[Requirements] In the material below, find each line holding the string "учреждениям" and copy it.

___ Exercise input ___

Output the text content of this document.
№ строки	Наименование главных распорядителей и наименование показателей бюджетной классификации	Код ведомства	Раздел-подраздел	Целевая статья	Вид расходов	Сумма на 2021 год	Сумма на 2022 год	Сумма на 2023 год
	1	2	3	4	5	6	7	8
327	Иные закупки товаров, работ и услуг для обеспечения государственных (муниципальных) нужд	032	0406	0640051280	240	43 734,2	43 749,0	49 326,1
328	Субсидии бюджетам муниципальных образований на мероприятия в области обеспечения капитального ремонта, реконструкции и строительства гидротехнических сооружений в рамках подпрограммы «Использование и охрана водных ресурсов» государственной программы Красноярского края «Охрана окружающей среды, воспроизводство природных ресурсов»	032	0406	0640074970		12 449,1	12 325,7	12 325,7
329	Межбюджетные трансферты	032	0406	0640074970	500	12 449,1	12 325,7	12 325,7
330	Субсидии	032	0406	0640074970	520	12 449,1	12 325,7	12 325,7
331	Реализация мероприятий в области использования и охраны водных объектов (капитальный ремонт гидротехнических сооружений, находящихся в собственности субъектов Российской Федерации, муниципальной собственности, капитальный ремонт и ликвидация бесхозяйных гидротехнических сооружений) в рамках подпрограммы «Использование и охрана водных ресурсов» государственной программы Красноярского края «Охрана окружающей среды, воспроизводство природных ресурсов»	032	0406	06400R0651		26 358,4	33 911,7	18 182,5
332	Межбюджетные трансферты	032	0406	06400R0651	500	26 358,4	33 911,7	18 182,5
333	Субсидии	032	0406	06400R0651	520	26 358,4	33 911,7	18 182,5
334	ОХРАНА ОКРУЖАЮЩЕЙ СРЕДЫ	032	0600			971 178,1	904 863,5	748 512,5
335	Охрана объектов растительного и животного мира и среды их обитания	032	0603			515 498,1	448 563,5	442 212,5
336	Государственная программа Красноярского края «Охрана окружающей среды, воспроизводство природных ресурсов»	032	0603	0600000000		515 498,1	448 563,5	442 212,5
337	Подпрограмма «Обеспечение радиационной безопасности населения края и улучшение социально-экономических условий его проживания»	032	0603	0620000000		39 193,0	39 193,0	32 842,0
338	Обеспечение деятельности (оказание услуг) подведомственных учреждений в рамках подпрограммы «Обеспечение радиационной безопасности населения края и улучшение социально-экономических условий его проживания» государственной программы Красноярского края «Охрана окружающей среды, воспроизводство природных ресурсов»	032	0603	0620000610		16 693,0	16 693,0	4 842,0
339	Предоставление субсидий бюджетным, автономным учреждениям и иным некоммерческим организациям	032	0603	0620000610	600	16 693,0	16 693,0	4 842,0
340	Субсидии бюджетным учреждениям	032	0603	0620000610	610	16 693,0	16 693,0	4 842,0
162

___

[Task solution]
339	Предоставление субсидий бюджетным, автономным учреждениям и иным некоммерческим организациям	032	0603	0620000610	600	16 693,0	16 693,0	4 842,0
340	Субсидии бюджетным учреждениям	032	0603	0620000610	610	16 693,0	16 693,0	4 842,0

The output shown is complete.